TASKS AND EXERCISES:
**1)** Copy the passage of the article on anti-LGBTQ state bills from "The majority of" up to and including "care for minors.".
**2)** Give what follows in the article on anti-LGBTQ state bills, picking up after its last sentence.

State legislators across the country proposed a record number of bills targeting LGBTQ rights last year, but less than 1 in 10 have become law, a report published Thursday by the Human Rights Campaign found. 

The LGBTQ advocacy group’s 2022 State Equality Index, an annual review of state legislation and policies that affects the rights of lesbian, gay, bisexual, transgender and queer people, found that state lawmakers introduced 315 bills that HRC described as “anti-equality.” Of those, just 29 became law. 

The majority of the new laws target transgender minors. In the last three years, 18 states have banned trans youths from playing school sports on the teams that align with their gender identities and four states — Alabama, Arizona, Arkansas and Tennessee — have restricted or prohibited their access to gender-affirming medical care. 

Supporters of these measures claim that trans girls have an unfair advantage in sports and that minors are too young to receive gender-affirming medical care. Medical associations such as the American Medical Association and the American Academy of Pediatrics, among others, oppose efforts to restrict gender-affirming care for minors. 

JoDee Winterhof, senior vice president of policy and political affairs at the Human Rights Campaign, said the 315 bills are part of a coordinated conservative response to LGBTQ rights gained over the last few years.

“We consider this to be part of the backlash from the gains around marriage equality, from the gains in overall equality through the courts or through cities and other states,” Winterhof said. 

Some lawmakers, she added, believe these bills will motivate conservatives to head to the polls, though she said the track record of last year’s anti-LGBTQ bills, along with midterm election polling, have led her to believe otherwise.

Excerpts from a dataset
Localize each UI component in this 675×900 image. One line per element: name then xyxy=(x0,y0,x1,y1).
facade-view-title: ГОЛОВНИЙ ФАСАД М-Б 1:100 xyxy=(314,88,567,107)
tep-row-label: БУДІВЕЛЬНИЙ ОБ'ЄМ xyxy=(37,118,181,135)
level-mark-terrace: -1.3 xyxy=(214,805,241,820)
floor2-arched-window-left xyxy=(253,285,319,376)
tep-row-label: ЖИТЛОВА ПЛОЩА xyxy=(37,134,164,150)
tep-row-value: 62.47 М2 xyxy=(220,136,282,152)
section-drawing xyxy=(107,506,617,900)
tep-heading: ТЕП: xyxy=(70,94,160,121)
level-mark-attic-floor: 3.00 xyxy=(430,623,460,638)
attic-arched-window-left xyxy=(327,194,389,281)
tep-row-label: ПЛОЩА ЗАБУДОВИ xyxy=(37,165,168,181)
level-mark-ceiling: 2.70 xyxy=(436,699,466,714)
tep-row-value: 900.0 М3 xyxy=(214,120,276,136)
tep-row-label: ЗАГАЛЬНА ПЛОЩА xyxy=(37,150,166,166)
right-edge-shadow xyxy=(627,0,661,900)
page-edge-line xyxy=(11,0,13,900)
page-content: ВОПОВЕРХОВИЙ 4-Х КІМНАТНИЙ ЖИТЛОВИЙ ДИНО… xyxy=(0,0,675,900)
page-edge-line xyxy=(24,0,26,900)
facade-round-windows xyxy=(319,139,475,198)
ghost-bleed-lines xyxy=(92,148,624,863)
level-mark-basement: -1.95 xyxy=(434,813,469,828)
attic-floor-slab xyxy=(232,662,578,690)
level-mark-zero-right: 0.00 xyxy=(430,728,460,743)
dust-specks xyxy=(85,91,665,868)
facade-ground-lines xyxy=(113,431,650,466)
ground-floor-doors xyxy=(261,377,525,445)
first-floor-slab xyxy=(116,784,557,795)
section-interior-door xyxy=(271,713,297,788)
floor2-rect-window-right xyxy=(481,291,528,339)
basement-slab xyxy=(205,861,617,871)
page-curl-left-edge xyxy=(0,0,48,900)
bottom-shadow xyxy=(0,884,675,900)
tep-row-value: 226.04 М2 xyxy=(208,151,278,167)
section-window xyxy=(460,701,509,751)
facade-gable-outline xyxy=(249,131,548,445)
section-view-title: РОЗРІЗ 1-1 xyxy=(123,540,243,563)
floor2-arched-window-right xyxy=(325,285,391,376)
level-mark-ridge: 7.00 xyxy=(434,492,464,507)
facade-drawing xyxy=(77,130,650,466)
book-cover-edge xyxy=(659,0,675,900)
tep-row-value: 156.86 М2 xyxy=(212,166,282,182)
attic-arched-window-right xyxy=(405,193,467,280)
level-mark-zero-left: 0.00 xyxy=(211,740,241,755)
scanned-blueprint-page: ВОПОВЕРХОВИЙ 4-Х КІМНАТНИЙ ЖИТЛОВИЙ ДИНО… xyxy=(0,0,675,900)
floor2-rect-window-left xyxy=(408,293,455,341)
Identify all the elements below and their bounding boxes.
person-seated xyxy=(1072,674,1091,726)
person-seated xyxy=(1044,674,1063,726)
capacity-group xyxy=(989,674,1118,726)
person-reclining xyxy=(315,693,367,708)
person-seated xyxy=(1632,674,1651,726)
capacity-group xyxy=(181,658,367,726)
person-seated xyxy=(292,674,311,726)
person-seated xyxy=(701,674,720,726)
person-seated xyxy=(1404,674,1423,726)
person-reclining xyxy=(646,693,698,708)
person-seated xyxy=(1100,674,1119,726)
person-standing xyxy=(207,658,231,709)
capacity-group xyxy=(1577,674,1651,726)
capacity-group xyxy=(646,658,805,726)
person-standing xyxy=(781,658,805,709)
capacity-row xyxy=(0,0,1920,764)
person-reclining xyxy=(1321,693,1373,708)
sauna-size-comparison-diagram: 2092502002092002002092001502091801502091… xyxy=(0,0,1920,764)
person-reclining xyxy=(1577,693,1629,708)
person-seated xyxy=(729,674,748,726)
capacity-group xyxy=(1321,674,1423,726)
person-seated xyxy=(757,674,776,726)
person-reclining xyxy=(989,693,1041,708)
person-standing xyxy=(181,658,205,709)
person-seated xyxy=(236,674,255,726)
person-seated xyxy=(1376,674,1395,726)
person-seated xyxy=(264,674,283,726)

RESPONSES FOR EACH TASK:
**1)**
The majority of the new laws target transgender minors. In the last three years, 18 states have banned trans youths from playing school sports on the teams that align with their gender identities and four states — Alabama, Arizona, Arkansas and Tennessee — have restricted or prohibited their access to gender-affirming medical care. 

Supporters of these measures claim that trans girls have an unfair advantage in sports and that minors are too young to receive gender-affirming medical care. Medical associations such as the American Medical Association and the American Academy of Pediatrics, among others, oppose efforts to restrict gender-affirming care for minors.

**2)**
She pointed to one HRC poll of 1,000 voters, who were surveyed online and via phone during the week of the midterm election, that asked which issues motivated them to head to the polls. The top two were inflation, at 52%, and abortion, at 29% (an NBC News Exit Poll found the same two issues were also top-of-mind for voters). Gender-affirming care for trans youths or trans participation in sports came in last on the list, with less than 5% identifying them as issues that motivated them to vote, HRC found. 

“For many people, the jig is up,” Winterhof said, adding that targeting LGBTQ people will harm conservative lawmakers in future elections. “I know they don’t see that, but these are not winning issues.”

This year’s State Equality Index also found that state lawmakers introduced 156 “pro-equality” bills, of which 23, or just under 15%, became law. 

Twenty states and Washington, D.C., are in the index’s highest of four categories, “Working Toward Innovative Equality,” while 23 states are in the lowest-rated category, “High Priority to Achieve Basic Equality.” 

States are scored on whether they have “pro-equality” laws, including those that would prohibit discrimination in public accommodations, housing or adoption, among other areas of life; anti-bullying laws or laws that protect youth from conversion therapy; and measures that bar insurance companies from refusing to cover transgender care. “Anti-equality” laws — such as those that target transgender youths, bar the discussion of LGBTQ topics in schools or allow business owners to refuse to serve LGBTQ people — hurt a state’s score.

An increasing number of states are passing “pro-equality” legislation, according to HRC. For example, 21 states restrict conversion therapy, which is the discredited practice of trying to change a person’s sexual orientation or gender identity; 25 ban insurance exclusions for transgender medical care; and 38 allow trans people to update their names and gender markers on their driver’s licenses while 27 allow them to do the same on their birth certificates. 

However, many states still have “anti-equality” laws on the books. Nearly half of states (22) don’t protect people from discrimination in public accommodations based on sexual orientation, and 23 don’t provide protections based on gender identity. Seventeen states bar Medicaid from covering certain transgender medical care.

HRC’s report warns that, though 2022 was a record-breaking year for legislation targeting LGBTQ people, 2023 is already expected to outpace it. In just the first few weeks of the year, state lawmakers have introduced nearly 150 such bills, with the majority continuing to target LGBTQ youth, according to an NBC News analysis.